SHORT PROBLEM. Write the number of lines holding the word "Round", and nothing else.

SOURCE RECORDS.
────────────────
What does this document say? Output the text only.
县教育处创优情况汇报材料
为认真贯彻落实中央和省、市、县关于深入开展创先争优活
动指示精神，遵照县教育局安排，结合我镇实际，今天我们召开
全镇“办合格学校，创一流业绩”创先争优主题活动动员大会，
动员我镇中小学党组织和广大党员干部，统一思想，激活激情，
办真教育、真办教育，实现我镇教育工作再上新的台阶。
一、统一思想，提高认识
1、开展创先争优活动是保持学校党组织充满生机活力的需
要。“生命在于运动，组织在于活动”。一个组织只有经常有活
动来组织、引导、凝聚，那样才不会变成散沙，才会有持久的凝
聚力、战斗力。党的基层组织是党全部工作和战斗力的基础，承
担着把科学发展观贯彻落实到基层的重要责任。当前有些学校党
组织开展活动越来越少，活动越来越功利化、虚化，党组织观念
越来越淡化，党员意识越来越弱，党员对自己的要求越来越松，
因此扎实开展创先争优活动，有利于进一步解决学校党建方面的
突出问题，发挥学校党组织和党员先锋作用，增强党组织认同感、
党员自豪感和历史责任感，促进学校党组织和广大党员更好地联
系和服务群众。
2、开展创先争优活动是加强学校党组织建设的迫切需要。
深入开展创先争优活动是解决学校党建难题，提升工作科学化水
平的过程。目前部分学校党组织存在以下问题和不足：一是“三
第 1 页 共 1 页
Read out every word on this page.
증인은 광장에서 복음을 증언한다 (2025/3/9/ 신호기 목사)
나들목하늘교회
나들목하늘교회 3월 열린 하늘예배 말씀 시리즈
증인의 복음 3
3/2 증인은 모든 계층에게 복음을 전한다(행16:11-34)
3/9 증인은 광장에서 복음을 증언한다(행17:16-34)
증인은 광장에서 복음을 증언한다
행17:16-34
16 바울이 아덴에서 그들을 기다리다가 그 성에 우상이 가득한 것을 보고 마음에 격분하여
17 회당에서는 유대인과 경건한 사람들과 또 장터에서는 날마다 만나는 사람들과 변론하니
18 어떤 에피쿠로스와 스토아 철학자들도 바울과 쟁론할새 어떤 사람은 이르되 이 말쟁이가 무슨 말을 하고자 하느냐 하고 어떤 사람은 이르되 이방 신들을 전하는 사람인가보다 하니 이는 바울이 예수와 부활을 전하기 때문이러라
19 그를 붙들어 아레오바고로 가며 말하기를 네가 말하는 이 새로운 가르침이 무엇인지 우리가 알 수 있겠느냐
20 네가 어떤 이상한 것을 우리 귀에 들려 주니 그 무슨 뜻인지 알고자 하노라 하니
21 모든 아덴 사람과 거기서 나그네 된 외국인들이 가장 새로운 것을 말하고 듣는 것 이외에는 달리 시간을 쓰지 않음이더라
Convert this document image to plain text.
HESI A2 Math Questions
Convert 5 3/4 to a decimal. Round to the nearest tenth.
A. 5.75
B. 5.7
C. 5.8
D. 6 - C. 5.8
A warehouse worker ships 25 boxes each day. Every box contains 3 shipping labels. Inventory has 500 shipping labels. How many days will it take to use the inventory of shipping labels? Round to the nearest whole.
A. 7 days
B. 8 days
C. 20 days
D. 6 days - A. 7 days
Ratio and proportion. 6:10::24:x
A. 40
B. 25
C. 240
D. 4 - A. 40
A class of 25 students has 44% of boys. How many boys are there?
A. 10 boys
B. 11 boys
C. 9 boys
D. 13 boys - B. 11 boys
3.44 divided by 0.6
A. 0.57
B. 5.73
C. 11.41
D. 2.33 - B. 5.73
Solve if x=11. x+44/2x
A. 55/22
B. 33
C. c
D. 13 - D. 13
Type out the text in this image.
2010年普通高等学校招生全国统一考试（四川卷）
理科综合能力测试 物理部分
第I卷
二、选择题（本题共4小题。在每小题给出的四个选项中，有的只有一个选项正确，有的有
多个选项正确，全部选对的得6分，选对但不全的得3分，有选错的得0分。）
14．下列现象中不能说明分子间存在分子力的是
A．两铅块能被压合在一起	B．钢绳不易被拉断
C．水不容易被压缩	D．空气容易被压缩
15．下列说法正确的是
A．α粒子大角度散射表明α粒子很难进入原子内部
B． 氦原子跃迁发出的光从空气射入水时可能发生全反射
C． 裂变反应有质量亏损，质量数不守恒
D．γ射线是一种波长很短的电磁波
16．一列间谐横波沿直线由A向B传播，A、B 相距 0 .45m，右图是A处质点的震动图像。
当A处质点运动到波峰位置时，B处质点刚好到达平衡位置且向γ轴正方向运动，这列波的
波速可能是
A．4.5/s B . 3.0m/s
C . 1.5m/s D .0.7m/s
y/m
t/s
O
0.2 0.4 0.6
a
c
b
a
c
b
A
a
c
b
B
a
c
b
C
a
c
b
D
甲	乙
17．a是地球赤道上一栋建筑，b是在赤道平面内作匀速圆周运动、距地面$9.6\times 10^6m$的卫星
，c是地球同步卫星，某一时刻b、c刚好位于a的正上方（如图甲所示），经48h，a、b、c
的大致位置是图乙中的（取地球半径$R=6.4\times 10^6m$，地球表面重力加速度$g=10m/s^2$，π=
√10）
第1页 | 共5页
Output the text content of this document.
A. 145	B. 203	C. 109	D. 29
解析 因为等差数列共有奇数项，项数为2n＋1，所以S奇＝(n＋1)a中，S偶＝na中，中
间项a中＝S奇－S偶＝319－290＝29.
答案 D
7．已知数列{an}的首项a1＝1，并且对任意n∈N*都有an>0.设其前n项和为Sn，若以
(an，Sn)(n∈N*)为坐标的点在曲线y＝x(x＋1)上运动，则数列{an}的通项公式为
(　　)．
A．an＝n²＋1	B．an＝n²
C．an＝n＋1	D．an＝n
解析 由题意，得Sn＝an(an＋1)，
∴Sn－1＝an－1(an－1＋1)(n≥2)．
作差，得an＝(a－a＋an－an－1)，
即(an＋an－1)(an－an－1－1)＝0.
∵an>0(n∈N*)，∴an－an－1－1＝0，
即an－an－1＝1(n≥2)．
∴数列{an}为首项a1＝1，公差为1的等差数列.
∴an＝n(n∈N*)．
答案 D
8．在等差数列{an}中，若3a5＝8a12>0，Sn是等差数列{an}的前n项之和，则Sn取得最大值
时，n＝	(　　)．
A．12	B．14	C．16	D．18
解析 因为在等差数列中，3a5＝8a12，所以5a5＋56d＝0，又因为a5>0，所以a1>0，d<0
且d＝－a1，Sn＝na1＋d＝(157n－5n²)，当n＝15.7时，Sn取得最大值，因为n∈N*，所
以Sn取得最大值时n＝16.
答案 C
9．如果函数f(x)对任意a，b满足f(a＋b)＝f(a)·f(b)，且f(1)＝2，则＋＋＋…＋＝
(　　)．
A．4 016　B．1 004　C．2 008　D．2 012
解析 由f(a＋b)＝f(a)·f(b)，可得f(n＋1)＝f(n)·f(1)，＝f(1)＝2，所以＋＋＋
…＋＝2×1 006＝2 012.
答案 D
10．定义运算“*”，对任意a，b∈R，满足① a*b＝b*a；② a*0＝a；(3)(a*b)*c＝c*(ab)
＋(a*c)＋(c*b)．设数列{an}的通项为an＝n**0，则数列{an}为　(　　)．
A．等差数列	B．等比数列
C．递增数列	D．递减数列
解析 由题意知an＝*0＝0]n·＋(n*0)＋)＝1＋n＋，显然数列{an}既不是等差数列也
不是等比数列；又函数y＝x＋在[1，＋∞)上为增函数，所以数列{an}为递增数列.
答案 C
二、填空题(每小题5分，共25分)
────────────────
THE ANSWER. 2